# THE REQUEST
Pull every line containing the word "unlock" from the records.

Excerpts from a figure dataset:
▬▬▬▬▬▬
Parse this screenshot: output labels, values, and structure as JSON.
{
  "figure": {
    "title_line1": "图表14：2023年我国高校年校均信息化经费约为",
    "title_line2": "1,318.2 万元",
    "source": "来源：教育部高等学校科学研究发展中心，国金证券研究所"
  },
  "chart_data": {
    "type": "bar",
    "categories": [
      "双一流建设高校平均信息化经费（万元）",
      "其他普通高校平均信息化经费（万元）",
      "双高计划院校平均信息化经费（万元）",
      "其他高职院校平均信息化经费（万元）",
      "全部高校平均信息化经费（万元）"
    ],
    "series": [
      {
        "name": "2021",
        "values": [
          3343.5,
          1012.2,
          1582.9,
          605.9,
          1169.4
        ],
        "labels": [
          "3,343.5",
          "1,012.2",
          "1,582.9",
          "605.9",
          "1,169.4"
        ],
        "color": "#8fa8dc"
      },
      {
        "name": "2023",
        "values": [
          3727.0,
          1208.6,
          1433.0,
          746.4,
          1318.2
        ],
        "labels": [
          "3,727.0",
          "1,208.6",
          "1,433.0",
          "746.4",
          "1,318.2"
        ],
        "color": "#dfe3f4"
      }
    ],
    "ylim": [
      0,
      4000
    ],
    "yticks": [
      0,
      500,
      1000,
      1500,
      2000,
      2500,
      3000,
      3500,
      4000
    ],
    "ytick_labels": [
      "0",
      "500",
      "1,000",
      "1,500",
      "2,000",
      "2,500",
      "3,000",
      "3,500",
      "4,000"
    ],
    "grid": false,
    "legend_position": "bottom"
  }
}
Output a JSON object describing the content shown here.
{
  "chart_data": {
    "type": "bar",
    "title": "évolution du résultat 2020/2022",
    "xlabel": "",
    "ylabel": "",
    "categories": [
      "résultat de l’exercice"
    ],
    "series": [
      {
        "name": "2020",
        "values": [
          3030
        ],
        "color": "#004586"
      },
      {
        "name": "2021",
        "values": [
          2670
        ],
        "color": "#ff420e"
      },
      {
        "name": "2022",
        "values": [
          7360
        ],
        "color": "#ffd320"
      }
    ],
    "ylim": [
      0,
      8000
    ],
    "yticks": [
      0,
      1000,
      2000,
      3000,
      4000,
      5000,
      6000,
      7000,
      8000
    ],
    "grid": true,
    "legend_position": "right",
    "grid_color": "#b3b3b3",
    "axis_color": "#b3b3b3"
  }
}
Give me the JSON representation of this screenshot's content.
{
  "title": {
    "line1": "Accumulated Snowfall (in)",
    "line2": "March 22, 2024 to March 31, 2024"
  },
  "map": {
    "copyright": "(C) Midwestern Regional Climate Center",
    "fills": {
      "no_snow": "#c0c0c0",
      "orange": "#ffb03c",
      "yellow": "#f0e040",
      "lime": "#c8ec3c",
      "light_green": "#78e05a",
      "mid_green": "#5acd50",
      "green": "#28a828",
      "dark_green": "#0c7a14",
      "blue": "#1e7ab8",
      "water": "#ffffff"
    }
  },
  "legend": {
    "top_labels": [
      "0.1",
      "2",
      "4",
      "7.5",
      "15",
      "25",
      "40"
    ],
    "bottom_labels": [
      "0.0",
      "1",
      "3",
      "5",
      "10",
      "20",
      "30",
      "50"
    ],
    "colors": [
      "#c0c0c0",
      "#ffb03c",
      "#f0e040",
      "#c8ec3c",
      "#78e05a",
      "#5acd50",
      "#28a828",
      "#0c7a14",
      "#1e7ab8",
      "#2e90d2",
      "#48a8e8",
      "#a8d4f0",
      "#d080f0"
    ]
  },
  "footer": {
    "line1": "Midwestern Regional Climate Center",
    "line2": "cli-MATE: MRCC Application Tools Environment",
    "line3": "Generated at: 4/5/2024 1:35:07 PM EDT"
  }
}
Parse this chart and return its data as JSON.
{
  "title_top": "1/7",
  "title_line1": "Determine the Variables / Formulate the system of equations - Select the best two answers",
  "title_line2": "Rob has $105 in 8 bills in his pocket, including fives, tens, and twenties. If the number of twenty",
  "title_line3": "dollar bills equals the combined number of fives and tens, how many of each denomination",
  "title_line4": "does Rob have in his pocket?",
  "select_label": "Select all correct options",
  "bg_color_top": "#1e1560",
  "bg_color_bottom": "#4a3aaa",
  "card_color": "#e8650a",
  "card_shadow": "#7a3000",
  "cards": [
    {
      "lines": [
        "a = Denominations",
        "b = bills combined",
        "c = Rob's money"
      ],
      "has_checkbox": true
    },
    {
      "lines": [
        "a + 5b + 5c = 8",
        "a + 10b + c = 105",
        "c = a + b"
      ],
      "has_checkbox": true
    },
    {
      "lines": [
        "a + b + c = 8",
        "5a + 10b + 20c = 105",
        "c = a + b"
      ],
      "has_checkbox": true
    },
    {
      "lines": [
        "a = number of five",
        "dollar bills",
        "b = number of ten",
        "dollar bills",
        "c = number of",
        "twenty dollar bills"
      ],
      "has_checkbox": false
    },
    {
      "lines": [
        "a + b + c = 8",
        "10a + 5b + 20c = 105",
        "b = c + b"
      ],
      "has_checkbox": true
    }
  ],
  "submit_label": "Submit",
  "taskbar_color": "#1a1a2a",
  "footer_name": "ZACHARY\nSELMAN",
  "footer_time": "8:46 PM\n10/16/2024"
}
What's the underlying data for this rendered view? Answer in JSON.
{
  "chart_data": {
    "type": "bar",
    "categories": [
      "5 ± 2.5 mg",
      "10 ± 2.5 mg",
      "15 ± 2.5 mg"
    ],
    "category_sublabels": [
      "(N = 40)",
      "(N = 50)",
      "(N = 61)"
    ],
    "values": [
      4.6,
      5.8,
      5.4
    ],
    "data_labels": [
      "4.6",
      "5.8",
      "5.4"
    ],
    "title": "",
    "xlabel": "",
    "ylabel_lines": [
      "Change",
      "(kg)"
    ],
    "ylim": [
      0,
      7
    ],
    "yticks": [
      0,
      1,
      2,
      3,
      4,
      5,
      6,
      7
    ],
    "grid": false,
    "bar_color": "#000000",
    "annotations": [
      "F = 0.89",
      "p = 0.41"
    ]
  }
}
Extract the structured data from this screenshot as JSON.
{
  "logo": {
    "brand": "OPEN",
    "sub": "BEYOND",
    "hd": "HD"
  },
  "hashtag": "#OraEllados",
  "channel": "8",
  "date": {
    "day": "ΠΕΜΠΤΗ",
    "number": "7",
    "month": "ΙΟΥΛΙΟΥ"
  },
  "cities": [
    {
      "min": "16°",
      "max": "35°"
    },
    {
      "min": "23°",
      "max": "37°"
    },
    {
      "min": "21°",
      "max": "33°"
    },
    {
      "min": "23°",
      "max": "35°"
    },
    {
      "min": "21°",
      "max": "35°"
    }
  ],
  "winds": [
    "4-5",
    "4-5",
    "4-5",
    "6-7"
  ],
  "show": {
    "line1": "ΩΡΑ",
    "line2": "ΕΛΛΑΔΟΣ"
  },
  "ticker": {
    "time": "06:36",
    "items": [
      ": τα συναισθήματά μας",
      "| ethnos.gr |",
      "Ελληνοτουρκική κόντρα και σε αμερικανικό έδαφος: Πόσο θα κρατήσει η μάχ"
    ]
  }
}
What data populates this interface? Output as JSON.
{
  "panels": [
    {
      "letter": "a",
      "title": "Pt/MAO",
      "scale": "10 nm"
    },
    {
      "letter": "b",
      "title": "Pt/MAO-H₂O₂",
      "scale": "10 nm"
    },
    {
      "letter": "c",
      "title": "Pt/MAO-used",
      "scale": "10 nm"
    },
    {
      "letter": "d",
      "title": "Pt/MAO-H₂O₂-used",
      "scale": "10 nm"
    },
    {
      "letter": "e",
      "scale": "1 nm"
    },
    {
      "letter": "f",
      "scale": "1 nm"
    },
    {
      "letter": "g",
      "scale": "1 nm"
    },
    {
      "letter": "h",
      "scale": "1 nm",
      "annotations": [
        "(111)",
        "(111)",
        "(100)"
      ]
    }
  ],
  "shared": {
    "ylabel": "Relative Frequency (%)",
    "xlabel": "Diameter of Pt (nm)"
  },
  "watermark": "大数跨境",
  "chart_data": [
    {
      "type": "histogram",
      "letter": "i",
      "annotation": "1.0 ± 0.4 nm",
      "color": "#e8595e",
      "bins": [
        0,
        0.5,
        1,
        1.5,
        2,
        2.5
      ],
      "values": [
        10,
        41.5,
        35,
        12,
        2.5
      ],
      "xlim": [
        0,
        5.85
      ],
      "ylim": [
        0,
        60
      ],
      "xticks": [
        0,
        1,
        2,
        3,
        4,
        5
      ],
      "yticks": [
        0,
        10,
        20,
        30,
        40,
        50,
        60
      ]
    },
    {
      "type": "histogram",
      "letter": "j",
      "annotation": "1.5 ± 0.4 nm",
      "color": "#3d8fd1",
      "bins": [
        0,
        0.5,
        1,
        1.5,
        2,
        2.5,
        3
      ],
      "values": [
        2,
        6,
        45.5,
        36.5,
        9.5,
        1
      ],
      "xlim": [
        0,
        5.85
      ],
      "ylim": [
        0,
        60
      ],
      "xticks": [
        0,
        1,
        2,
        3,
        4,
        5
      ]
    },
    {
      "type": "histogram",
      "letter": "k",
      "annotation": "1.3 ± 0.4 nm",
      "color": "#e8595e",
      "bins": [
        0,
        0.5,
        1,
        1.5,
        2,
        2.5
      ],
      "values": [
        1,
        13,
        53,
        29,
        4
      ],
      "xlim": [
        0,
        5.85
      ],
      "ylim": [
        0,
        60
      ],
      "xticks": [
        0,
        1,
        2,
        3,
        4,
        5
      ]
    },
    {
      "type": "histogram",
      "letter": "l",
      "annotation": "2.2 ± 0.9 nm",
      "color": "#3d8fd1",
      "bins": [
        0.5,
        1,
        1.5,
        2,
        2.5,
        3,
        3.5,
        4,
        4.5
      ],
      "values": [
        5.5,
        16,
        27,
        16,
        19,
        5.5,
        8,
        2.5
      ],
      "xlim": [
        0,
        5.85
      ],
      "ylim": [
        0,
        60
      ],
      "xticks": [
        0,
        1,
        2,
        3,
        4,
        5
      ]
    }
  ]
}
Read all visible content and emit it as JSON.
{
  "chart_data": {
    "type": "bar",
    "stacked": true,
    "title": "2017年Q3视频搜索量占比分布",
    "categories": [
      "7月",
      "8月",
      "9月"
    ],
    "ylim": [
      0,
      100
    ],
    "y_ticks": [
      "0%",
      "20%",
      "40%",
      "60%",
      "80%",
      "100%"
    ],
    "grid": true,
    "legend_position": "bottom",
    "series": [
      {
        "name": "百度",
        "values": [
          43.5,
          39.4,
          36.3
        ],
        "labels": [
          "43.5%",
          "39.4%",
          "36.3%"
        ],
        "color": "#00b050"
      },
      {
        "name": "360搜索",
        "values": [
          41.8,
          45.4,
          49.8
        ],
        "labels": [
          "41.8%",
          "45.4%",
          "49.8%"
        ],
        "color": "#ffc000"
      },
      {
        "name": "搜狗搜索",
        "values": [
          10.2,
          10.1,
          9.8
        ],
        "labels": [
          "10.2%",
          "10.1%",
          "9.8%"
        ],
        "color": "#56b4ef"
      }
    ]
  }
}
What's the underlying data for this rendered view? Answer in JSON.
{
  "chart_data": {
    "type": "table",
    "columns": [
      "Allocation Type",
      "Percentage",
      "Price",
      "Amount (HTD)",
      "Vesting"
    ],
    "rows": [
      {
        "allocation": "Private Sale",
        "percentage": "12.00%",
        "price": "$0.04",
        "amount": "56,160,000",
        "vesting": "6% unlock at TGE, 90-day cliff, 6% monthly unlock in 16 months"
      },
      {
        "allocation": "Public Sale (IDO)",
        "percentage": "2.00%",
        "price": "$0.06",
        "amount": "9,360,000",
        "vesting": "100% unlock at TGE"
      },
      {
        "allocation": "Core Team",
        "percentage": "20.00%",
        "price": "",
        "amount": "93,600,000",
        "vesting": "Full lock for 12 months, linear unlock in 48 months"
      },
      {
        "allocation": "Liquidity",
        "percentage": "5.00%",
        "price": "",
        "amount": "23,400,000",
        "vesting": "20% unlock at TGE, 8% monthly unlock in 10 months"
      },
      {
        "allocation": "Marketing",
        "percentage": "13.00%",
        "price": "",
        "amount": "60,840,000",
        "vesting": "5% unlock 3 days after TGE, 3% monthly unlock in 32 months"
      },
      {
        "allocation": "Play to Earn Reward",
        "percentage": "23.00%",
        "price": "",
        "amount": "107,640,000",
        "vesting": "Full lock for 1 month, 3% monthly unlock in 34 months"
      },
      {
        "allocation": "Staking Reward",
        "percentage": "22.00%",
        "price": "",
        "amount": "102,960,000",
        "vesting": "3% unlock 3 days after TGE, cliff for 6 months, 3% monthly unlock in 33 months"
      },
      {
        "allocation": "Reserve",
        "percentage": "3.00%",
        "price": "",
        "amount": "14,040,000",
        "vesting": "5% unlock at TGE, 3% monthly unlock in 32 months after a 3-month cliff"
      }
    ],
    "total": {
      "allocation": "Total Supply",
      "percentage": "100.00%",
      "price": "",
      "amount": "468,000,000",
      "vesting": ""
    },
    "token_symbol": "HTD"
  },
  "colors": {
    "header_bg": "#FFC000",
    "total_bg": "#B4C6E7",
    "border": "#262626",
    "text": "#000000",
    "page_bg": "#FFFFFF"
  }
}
▬▬▬▬▬▬
# FINISHED EXERCISE
        "vesting": "6% unlock at TGE, 90-day cliff, 6% monthly unlock in 16 months"
        "vesting": "100% unlock at TGE"
        "vesting": "Full lock for 12 months, linear unlock in 48 months"
        "vesting": "20% unlock at TGE, 8% monthly unlock in 10 months"
        "vesting": "5% unlock 3 days after TGE, 3% monthly unlock in 32 months"
        "vesting": "Full lock for 1 month, 3% monthly unlock in 34 months"
        "vesting": "3% unlock 3 days after TGE, cliff for 6 months, 3% monthly unlock in 33 months"
        "vesting": "5% unlock at TGE, 3% monthly unlock in 32 months after a 3-month cliff"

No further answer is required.